◆ **SHORT EXERCISE**:
Write the material out again, line by line, exactly as it is.
============================================================
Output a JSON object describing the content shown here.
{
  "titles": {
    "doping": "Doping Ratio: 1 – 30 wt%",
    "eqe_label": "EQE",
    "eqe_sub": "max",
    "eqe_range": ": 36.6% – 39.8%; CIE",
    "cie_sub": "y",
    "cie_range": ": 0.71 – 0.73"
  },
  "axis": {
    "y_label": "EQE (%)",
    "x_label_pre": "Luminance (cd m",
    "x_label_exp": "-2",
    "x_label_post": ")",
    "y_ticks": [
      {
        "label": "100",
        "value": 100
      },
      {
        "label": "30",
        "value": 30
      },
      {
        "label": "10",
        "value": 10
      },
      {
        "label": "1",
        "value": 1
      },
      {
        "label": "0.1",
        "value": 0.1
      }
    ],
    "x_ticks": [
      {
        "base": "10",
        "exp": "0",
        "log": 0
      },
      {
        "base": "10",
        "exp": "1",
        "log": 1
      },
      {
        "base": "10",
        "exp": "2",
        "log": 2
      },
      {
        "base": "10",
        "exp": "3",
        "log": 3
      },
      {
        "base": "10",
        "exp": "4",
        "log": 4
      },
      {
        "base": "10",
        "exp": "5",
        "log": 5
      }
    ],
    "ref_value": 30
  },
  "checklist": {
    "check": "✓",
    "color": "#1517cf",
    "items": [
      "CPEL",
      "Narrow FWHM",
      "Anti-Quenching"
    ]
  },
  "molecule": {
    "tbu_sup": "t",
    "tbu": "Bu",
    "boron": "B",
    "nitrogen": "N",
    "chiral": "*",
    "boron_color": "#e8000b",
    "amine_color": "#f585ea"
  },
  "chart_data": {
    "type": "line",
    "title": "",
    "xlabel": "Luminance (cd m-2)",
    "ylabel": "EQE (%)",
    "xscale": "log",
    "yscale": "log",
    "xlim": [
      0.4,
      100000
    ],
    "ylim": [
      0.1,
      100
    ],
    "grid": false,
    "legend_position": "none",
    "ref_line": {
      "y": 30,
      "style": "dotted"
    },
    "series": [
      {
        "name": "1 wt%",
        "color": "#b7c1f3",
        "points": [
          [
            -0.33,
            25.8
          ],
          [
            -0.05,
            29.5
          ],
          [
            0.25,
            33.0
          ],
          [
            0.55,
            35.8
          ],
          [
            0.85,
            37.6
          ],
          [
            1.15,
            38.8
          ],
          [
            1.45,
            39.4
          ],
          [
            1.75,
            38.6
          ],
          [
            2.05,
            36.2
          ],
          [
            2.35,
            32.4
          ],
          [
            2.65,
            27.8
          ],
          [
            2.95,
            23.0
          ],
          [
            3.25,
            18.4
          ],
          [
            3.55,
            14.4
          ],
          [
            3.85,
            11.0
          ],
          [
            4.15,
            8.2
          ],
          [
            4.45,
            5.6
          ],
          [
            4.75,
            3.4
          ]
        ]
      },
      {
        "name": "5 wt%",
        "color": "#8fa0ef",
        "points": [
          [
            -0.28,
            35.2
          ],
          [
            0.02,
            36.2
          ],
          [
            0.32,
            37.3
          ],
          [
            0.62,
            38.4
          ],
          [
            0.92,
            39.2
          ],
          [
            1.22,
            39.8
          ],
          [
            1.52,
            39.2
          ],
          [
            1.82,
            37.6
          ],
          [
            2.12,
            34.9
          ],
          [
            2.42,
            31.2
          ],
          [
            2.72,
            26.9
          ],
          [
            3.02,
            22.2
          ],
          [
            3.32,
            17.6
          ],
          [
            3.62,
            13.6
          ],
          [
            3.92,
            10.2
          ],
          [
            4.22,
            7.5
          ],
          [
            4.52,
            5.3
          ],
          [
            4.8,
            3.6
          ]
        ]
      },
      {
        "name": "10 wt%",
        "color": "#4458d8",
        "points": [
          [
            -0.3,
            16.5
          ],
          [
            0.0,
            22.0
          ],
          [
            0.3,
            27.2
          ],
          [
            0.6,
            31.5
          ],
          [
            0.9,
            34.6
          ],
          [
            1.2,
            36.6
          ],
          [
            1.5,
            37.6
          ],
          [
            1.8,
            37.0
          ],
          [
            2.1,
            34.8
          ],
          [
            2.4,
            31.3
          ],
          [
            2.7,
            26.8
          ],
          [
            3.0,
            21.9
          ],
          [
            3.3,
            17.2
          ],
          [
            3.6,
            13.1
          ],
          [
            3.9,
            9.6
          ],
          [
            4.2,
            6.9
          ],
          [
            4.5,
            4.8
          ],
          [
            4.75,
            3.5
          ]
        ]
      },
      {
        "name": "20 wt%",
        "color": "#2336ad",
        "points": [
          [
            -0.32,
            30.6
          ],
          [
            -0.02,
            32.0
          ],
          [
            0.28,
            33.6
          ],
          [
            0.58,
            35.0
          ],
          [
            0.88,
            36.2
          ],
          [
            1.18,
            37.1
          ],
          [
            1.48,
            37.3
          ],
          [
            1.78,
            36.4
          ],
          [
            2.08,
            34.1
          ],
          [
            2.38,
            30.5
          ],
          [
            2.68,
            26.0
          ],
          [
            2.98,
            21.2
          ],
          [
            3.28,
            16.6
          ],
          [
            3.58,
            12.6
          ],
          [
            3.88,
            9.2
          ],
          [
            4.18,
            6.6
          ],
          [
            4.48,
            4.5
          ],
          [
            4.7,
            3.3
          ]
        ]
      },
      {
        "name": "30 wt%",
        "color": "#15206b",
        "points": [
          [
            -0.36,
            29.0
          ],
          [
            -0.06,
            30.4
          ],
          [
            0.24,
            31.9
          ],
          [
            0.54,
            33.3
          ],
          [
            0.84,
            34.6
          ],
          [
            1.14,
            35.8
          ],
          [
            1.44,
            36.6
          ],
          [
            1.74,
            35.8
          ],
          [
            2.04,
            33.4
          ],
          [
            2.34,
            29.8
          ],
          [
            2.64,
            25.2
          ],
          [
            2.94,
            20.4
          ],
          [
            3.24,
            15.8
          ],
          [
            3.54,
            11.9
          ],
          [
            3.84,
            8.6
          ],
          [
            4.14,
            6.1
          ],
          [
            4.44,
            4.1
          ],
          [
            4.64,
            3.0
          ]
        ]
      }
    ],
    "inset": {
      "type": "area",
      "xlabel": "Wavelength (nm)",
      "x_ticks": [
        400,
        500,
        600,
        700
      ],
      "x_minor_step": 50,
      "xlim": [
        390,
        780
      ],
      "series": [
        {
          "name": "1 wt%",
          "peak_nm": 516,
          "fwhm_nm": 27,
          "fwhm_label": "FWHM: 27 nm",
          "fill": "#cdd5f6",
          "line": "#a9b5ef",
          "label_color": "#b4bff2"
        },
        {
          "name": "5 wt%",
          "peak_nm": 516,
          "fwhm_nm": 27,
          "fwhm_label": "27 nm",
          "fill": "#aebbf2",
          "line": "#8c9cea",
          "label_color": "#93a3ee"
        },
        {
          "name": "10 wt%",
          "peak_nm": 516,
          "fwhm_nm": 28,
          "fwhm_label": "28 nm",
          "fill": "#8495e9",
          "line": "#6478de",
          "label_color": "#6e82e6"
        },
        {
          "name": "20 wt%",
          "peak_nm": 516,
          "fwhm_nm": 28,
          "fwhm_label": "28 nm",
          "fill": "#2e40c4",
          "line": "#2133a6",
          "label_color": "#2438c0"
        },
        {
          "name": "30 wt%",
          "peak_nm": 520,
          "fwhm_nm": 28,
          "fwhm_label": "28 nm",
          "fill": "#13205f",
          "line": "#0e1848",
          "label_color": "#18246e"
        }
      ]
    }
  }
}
============================================================
◆ **EXERCISE RESULT**:
Output a JSON object describing the content shown here.
{
  "titles": {
    "doping": "Doping Ratio: 1 – 30 wt%",
    "eqe_label": "EQE",
    "eqe_sub": "max",
    "eqe_range": ": 36.6% – 39.8%; CIE",
    "cie_sub": "y",
    "cie_range": ": 0.71 – 0.73"
  },
  "axis": {
    "y_label": "EQE (%)",
    "x_label_pre": "Luminance (cd m",
    "x_label_exp": "-2",
    "x_label_post": ")",
    "y_ticks": [
      {
        "label": "100",
        "value": 100
      },
      {
        "label": "30",
        "value": 30
      },
      {
        "label": "10",
        "value": 10
      },
      {
        "label": "1",
        "value": 1
      },
      {
        "label": "0.1",
        "value": 0.1
      }
    ],
    "x_ticks": [
      {
        "base": "10",
        "exp": "0",
        "log": 0
      },
      {
        "base": "10",
        "exp": "1",
        "log": 1
      },
      {
        "base": "10",
        "exp": "2",
        "log": 2
      },
      {
        "base": "10",
        "exp": "3",
        "log": 3
      },
      {
        "base": "10",
        "exp": "4",
        "log": 4
      },
      {
        "base": "10",
        "exp": "5",
        "log": 5
      }
    ],
    "ref_value": 30
  },
  "checklist": {
    "check": "✓",
    "color": "#1517cf",
    "items": [
      "CPEL",
      "Narrow FWHM",
      "Anti-Quenching"
    ]
  },
  "molecule": {
    "tbu_sup": "t",
    "tbu": "Bu",
    "boron": "B",
    "nitrogen": "N",
    "chiral": "*",
    "boron_color": "#e8000b",
    "amine_color": "#f585ea"
  },
  "chart_data": {
    "type": "line",
    "title": "",
    "xlabel": "Luminance (cd m-2)",
    "ylabel": "EQE (%)",
    "xscale": "log",
    "yscale": "log",
    "xlim": [
      0.4,
      100000
    ],
    "ylim": [
      0.1,
      100
    ],
    "grid": false,
    "legend_position": "none",
    "ref_line": {
      "y": 30,
      "style": "dotted"
    },
    "series": [
      {
        "name": "1 wt%",
        "color": "#b7c1f3",
        "points": [
          [
            -0.33,
            25.8
          ],
          [
            -0.05,
            29.5
          ],
          [
            0.25,
            33.0
          ],
          [
            0.55,
            35.8
          ],
          [
            0.85,
            37.6
          ],
          [
            1.15,
            38.8
          ],
          [
            1.45,
            39.4
          ],
          [
            1.75,
            38.6
          ],
          [
            2.05,
            36.2
          ],
          [
            2.35,
            32.4
          ],
          [
            2.65,
            27.8
          ],
          [
            2.95,
            23.0
          ],
          [
            3.25,
            18.4
          ],
          [
            3.55,
            14.4
          ],
          [
            3.85,
            11.0
          ],
          [
            4.15,
            8.2
          ],
          [
            4.45,
            5.6
          ],
          [
            4.75,
            3.4
          ]
        ]
      },
      {
        "name": "5 wt%",
        "color": "#8fa0ef",
        "points": [
          [
            -0.28,
            35.2
          ],
          [
            0.02,
            36.2
          ],
          [
            0.32,
            37.3
          ],
          [
            0.62,
            38.4
          ],
          [
            0.92,
            39.2
          ],
          [
            1.22,
            39.8
          ],
          [
            1.52,
            39.2
          ],
          [
            1.82,
            37.6
          ],
          [
            2.12,
            34.9
          ],
          [
            2.42,
            31.2
          ],
          [
            2.72,
            26.9
          ],
          [
            3.02,
            22.2
          ],
          [
            3.32,
            17.6
          ],
          [
            3.62,
            13.6
          ],
          [
            3.92,
            10.2
          ],
          [
            4.22,
            7.5
          ],
          [
            4.52,
            5.3
          ],
          [
            4.8,
            3.6
          ]
        ]
      },
      {
        "name": "10 wt%",
        "color": "#4458d8",
        "points": [
          [
            -0.3,
            16.5
          ],
          [
            0.0,
            22.0
          ],
          [
            0.3,
            27.2
          ],
          [
            0.6,
            31.5
          ],
          [
            0.9,
            34.6
          ],
          [
            1.2,
            36.6
          ],
          [
            1.5,
            37.6
          ],
          [
            1.8,
            37.0
          ],
          [
            2.1,
            34.8
          ],
          [
            2.4,
            31.3
          ],
          [
            2.7,
            26.8
          ],
          [
            3.0,
            21.9
          ],
          [
            3.3,
            17.2
          ],
          [
            3.6,
            13.1
          ],
          [
            3.9,
            9.6
          ],
          [
            4.2,
            6.9
          ],
          [
            4.5,
            4.8
          ],
          [
            4.75,
            3.5
          ]
        ]
      },
      {
        "name": "20 wt%",
        "color": "#2336ad",
        "points": [
          [
            -0.32,
            30.6
          ],
          [
            -0.02,
            32.0
          ],
          [
            0.28,
            33.6
          ],
          [
            0.58,
            35.0
          ],
          [
            0.88,
            36.2
          ],
          [
            1.18,
            37.1
          ],
          [
            1.48,
            37.3
          ],
          [
            1.78,
            36.4
          ],
          [
            2.08,
            34.1
          ],
          [
            2.38,
            30.5
          ],
          [
            2.68,
            26.0
          ],
          [
            2.98,
            21.2
          ],
          [
            3.28,
            16.6
          ],
          [
            3.58,
            12.6
          ],
          [
            3.88,
            9.2
          ],
          [
            4.18,
            6.6
          ],
          [
            4.48,
            4.5
          ],
          [
            4.7,
            3.3
          ]
        ]
      },
      {
        "name": "30 wt%",
        "color": "#15206b",
        "points": [
          [
            -0.36,
            29.0
          ],
          [
            -0.06,
            30.4
          ],
          [
            0.24,
            31.9
          ],
          [
            0.54,
            33.3
          ],
          [
            0.84,
            34.6
          ],
          [
            1.14,
            35.8
          ],
          [
            1.44,
            36.6
          ],
          [
            1.74,
            35.8
          ],
          [
            2.04,
            33.4
          ],
          [
            2.34,
            29.8
          ],
          [
            2.64,
            25.2
          ],
          [
            2.94,
            20.4
          ],
          [
            3.24,
            15.8
          ],
          [
            3.54,
            11.9
          ],
          [
            3.84,
            8.6
          ],
          [
            4.14,
            6.1
          ],
          [
            4.44,
            4.1
          ],
          [
            4.64,
            3.0
          ]
        ]
      }
    ],
    "inset": {
      "type": "area",
      "xlabel": "Wavelength (nm)",
      "x_ticks": [
        400,
        500,
        600,
        700
      ],
      "x_minor_step": 50,
      "xlim": [
        390,
        780
      ],
      "series": [
        {
          "name": "1 wt%",
          "peak_nm": 516,
          "fwhm_nm": 27,
          "fwhm_label": "FWHM: 27 nm",
          "fill": "#cdd5f6",
          "line": "#a9b5ef",
          "label_color": "#b4bff2"
        },
        {
          "name": "5 wt%",
          "peak_nm": 516,
          "fwhm_nm": 27,
          "fwhm_label": "27 nm",
          "fill": "#aebbf2",
          "line": "#8c9cea",
          "label_color": "#93a3ee"
        },
        {
          "name": "10 wt%",
          "peak_nm": 516,
          "fwhm_nm": 28,
          "fwhm_label": "28 nm",
          "fill": "#8495e9",
          "line": "#6478de",
          "label_color": "#6e82e6"
        },
        {
          "name": "20 wt%",
          "peak_nm": 516,
          "fwhm_nm": 28,
          "fwhm_label": "28 nm",
          "fill": "#2e40c4",
          "line": "#2133a6",
          "label_color": "#2438c0"
        },
        {
          "name": "30 wt%",
          "peak_nm": 520,
          "fwhm_nm": 28,
          "fwhm_label": "28 nm",
          "fill": "#13205f",
          "line": "#0e1848",
          "label_color": "#18246e"
        }
      ]
    }
  }
}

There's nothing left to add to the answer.